/---

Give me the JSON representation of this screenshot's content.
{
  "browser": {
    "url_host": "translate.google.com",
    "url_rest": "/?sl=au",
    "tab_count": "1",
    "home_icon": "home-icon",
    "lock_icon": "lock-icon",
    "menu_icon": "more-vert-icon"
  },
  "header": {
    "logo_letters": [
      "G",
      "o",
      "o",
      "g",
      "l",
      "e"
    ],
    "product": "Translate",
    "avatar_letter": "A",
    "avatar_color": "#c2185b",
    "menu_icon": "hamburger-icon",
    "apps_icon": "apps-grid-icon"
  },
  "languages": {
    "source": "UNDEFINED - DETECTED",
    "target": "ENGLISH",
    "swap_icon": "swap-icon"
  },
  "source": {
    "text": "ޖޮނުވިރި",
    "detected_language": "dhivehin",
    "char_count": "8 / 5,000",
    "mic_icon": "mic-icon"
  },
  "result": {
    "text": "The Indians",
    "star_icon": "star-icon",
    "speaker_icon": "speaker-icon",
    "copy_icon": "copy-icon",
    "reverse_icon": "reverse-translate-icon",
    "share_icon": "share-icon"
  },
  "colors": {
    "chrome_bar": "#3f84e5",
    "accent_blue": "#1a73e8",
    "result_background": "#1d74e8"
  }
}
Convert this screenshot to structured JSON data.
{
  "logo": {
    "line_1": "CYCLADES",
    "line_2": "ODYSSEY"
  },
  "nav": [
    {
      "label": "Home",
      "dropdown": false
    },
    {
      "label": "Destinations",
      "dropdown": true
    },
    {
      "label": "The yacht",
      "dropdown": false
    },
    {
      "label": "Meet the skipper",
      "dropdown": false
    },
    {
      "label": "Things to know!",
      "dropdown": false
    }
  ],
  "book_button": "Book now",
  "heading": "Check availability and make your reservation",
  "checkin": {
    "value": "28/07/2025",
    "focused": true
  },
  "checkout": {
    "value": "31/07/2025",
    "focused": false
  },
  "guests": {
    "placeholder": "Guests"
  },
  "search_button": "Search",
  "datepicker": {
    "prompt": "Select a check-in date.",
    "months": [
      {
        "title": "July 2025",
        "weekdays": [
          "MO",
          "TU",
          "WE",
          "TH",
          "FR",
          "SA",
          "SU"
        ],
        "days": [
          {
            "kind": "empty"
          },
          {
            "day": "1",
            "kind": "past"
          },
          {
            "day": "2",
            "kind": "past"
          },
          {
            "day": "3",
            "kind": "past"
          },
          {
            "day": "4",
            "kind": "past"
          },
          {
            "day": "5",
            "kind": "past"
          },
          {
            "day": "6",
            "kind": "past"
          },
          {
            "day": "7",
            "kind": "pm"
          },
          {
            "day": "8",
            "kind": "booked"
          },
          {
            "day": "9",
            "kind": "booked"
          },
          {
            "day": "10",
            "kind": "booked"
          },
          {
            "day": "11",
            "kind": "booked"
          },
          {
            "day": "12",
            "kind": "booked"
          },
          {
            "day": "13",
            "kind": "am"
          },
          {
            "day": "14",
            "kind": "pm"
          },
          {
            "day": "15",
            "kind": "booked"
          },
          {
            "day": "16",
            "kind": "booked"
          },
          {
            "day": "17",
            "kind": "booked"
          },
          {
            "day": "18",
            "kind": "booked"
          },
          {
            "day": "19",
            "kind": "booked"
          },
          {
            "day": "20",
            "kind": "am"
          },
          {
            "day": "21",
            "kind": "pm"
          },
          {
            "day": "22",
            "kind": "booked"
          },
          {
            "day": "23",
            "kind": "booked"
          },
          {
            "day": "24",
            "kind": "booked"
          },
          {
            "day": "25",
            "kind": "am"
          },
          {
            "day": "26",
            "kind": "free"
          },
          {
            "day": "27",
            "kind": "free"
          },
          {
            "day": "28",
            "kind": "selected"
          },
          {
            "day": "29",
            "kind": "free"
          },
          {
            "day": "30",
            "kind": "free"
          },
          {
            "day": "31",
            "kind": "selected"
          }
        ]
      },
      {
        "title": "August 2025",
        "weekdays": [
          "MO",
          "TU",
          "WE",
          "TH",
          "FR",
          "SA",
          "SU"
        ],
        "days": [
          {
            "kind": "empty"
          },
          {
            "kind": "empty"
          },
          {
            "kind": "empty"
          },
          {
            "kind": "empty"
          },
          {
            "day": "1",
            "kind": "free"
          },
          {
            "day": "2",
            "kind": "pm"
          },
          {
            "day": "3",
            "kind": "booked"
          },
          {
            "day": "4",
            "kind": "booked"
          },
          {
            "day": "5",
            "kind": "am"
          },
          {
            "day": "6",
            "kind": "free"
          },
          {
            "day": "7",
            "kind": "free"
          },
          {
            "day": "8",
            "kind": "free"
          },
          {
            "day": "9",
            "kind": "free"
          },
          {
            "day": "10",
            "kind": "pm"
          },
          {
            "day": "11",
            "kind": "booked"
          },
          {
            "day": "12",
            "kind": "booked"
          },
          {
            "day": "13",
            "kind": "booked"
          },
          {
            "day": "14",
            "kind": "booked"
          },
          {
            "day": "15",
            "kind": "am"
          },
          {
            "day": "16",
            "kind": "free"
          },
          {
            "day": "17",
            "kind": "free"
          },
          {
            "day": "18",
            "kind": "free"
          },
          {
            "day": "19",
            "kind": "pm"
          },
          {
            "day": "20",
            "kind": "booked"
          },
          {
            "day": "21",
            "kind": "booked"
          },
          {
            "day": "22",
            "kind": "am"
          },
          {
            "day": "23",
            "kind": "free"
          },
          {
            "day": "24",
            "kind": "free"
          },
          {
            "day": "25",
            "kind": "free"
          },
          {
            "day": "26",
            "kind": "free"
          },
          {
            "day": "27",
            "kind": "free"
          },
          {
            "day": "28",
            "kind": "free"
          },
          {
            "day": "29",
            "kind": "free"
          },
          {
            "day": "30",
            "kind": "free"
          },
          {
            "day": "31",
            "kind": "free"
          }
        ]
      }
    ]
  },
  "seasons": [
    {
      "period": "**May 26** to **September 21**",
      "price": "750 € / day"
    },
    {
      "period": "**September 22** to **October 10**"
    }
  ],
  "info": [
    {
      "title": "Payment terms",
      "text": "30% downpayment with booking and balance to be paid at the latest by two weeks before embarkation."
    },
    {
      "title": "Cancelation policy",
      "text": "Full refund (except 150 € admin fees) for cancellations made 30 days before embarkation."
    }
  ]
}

\---

> **Given task**
Locate all lines in the listing above with the word "JSON" and copy them.

> **Answer to this task**
Give me the JSON representation of this screenshot's content.
Convert this screenshot to structured JSON data.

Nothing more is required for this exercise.